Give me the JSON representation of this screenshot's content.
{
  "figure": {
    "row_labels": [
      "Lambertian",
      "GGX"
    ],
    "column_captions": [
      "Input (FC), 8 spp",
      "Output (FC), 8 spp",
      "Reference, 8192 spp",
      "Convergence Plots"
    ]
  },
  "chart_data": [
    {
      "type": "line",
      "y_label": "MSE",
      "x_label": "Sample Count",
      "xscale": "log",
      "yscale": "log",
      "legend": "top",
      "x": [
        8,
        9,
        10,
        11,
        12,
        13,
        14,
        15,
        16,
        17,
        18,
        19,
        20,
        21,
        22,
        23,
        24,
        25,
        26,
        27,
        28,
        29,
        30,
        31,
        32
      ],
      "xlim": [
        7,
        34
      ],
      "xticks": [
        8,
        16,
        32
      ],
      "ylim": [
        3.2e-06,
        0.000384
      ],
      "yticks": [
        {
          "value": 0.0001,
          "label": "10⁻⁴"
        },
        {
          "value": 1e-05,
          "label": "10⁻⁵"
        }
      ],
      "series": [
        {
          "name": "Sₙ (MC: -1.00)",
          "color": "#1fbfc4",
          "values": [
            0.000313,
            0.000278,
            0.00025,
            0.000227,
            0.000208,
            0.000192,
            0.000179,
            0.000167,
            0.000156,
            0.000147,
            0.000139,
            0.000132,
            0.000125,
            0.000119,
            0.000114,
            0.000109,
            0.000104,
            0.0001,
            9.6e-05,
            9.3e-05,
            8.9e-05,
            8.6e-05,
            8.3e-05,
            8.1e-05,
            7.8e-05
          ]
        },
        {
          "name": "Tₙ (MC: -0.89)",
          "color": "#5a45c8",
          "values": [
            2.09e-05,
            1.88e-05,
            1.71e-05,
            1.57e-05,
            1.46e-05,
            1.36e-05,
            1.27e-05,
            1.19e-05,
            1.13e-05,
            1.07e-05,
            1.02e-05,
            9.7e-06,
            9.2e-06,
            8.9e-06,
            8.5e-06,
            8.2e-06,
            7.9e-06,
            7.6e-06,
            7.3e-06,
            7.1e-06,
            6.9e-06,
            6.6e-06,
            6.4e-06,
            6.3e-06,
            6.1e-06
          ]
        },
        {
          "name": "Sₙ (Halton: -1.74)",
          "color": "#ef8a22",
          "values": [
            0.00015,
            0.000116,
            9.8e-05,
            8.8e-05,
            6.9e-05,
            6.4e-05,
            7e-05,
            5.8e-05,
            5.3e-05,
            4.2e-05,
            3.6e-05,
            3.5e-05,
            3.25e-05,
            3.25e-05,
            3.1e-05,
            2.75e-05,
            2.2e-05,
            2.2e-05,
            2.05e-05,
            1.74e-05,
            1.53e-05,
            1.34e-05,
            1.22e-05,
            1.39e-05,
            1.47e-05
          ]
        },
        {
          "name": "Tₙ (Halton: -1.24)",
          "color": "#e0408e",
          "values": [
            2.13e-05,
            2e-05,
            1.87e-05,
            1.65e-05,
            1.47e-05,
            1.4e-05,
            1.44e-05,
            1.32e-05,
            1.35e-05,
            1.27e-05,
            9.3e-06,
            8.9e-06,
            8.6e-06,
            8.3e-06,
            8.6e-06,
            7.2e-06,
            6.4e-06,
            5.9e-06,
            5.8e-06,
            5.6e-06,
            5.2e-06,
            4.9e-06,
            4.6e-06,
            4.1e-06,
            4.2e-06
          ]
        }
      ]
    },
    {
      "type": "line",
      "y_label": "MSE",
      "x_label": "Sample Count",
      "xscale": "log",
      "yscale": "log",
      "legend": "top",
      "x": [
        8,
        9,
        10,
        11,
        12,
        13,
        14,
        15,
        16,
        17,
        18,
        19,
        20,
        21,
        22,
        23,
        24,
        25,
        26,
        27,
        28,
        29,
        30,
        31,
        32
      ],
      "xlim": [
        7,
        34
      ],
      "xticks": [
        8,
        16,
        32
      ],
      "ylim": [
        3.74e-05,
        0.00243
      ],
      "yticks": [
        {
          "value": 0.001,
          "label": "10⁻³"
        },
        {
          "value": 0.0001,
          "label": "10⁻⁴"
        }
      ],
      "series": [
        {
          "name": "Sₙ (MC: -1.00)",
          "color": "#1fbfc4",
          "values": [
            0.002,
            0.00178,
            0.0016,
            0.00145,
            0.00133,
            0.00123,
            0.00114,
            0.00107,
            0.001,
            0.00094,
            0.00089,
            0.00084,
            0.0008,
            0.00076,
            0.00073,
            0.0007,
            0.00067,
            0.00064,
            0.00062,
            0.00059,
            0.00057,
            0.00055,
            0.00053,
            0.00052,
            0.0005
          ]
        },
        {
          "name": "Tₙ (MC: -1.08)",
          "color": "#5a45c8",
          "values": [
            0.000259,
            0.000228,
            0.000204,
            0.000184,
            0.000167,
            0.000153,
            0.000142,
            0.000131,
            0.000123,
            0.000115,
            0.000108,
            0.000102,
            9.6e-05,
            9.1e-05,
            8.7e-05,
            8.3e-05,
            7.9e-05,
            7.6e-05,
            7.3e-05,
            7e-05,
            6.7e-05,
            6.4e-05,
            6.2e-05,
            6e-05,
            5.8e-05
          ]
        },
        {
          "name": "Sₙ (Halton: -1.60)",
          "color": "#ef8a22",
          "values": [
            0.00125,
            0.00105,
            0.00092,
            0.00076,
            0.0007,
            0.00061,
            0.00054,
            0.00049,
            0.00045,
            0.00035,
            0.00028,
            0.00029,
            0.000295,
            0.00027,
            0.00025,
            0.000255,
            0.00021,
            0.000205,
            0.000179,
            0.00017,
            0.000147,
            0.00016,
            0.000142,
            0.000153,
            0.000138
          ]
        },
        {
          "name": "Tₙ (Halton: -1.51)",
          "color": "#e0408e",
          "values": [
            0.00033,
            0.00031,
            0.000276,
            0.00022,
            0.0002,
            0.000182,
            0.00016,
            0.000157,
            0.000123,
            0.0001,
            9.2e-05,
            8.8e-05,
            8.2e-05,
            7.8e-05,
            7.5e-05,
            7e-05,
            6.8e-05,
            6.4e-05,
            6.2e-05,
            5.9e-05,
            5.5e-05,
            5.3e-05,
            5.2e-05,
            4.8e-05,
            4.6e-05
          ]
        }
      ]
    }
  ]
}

····················

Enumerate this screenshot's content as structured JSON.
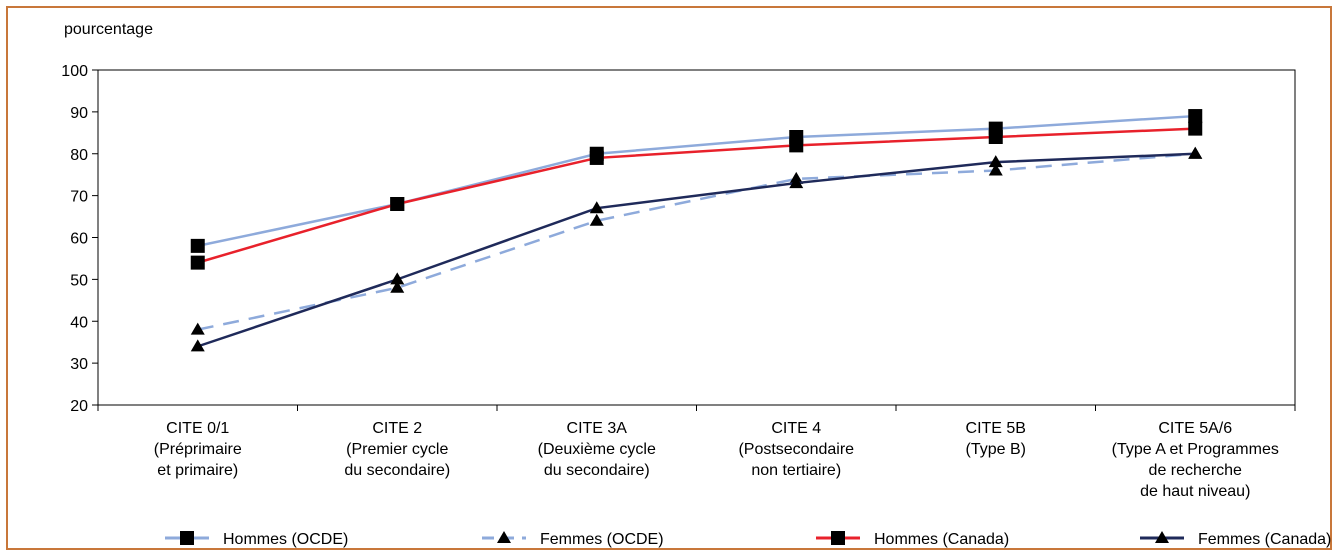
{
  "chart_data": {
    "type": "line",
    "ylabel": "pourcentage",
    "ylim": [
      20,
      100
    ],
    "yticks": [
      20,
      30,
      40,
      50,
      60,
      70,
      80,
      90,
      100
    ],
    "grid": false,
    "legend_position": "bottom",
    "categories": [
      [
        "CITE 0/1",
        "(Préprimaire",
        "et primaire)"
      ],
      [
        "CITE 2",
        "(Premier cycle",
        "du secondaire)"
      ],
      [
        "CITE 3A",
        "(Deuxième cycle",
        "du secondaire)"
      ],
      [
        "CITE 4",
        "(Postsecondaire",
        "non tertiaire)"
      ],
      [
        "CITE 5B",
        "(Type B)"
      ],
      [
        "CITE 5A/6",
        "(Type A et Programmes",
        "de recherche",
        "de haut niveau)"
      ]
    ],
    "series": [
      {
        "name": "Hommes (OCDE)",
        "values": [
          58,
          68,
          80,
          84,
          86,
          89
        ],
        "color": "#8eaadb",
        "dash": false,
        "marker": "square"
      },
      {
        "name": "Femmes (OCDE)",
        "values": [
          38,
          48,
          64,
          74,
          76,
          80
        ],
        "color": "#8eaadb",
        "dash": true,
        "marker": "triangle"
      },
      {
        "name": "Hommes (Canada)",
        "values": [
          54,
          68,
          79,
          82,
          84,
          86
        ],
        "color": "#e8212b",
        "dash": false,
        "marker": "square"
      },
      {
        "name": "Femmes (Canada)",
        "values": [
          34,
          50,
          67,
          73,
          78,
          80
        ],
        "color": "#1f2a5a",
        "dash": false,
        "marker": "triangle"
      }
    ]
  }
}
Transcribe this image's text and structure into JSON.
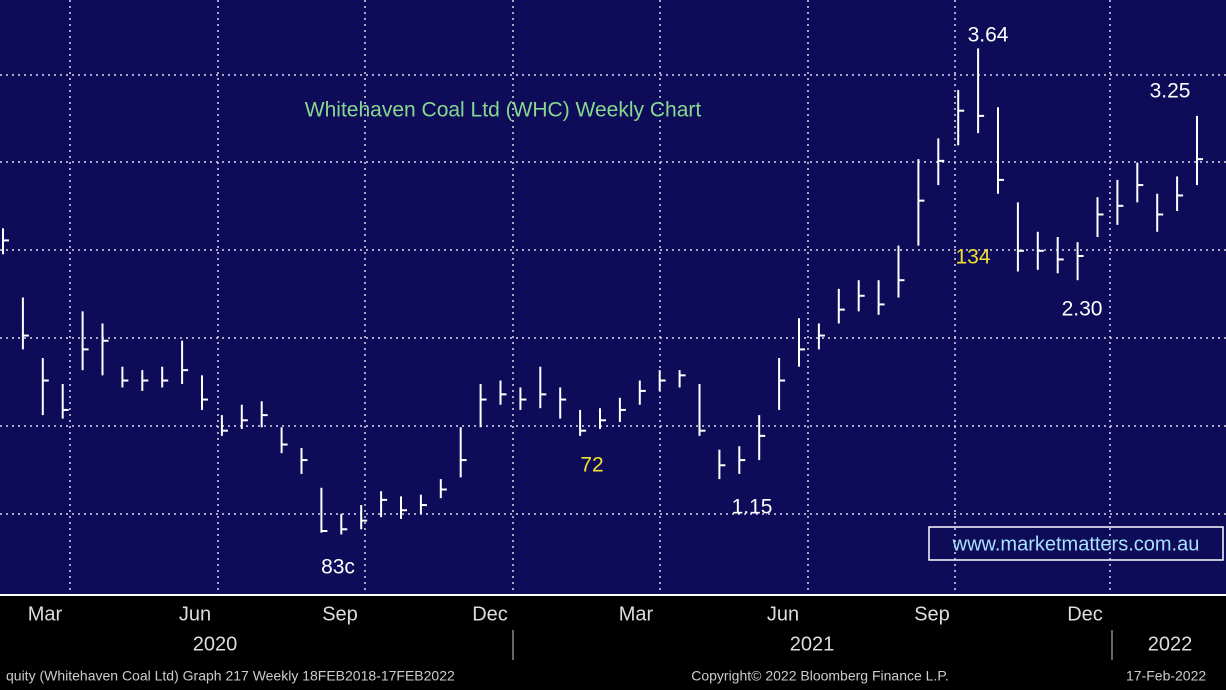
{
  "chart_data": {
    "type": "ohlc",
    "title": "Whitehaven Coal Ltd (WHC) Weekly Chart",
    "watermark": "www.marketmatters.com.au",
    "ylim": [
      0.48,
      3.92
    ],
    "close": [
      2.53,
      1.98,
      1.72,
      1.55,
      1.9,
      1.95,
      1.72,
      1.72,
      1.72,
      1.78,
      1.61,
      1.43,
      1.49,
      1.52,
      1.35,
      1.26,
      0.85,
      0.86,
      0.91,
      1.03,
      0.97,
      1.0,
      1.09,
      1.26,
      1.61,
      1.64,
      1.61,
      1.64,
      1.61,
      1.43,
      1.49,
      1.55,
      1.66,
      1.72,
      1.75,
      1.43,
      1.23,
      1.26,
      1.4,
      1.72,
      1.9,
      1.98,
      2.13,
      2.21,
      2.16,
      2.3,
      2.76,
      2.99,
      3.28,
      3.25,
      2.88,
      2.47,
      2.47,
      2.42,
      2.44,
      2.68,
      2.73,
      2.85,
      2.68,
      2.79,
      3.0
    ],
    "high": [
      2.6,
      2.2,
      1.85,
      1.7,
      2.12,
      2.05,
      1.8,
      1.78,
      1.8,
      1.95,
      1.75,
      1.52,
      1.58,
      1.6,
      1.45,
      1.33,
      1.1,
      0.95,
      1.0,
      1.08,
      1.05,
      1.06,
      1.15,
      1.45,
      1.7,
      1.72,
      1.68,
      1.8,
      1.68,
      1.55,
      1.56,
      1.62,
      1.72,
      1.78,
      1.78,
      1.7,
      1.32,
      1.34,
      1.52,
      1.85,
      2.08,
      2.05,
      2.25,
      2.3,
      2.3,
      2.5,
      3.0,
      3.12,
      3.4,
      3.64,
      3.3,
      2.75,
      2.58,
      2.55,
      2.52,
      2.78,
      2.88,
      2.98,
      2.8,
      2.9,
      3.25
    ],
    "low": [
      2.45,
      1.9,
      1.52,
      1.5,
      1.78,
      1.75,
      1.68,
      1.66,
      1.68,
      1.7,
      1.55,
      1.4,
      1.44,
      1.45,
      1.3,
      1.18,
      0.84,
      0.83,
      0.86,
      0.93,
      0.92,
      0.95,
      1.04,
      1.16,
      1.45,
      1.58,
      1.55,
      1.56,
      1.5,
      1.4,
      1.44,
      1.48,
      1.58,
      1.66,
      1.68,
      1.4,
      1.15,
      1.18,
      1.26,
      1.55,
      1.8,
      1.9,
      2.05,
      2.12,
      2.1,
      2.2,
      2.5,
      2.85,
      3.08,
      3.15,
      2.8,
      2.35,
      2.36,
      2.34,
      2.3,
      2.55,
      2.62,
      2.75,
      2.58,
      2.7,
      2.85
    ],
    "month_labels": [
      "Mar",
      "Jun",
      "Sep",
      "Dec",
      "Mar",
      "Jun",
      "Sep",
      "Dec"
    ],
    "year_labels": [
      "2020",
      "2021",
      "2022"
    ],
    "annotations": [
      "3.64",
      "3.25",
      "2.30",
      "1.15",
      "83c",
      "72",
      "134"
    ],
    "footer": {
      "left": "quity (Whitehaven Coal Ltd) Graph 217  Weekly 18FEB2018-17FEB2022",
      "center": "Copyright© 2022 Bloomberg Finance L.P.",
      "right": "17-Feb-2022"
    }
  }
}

····················

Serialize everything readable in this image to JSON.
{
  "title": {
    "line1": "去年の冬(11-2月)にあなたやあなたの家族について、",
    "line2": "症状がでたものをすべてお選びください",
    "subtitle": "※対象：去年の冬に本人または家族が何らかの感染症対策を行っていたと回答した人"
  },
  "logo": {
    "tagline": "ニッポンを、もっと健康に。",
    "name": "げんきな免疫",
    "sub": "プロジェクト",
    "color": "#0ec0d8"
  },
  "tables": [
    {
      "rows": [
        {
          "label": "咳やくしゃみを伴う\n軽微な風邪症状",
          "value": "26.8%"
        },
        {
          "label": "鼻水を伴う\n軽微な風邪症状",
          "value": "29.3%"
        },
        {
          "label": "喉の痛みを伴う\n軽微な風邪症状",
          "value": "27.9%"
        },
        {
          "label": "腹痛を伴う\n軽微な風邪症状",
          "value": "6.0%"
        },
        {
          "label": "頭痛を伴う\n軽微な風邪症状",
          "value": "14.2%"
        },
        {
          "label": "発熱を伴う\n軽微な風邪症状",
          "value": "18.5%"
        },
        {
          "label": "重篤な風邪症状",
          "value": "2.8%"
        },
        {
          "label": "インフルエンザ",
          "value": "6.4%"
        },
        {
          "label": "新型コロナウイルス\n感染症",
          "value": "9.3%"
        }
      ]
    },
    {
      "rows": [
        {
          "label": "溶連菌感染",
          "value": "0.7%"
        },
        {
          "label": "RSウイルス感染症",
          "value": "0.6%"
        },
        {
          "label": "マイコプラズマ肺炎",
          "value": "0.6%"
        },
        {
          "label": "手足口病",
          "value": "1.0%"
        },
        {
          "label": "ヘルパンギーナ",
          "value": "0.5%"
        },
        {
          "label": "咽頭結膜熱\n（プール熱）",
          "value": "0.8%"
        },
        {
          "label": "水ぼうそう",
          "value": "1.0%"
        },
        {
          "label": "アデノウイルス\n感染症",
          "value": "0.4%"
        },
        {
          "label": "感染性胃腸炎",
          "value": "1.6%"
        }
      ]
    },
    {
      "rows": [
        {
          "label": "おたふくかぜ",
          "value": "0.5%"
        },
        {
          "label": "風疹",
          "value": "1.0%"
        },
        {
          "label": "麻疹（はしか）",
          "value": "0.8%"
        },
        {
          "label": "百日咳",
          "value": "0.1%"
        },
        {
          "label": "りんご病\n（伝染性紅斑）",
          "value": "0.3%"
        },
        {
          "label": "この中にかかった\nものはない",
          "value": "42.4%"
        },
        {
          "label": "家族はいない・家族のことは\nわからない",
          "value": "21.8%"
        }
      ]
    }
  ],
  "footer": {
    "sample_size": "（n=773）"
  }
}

····················

STATED EXERCISE: For the listing above, give the number of lines in which the string "screenshot" occurs, and nothing else.

CORRECT ANSWER: 2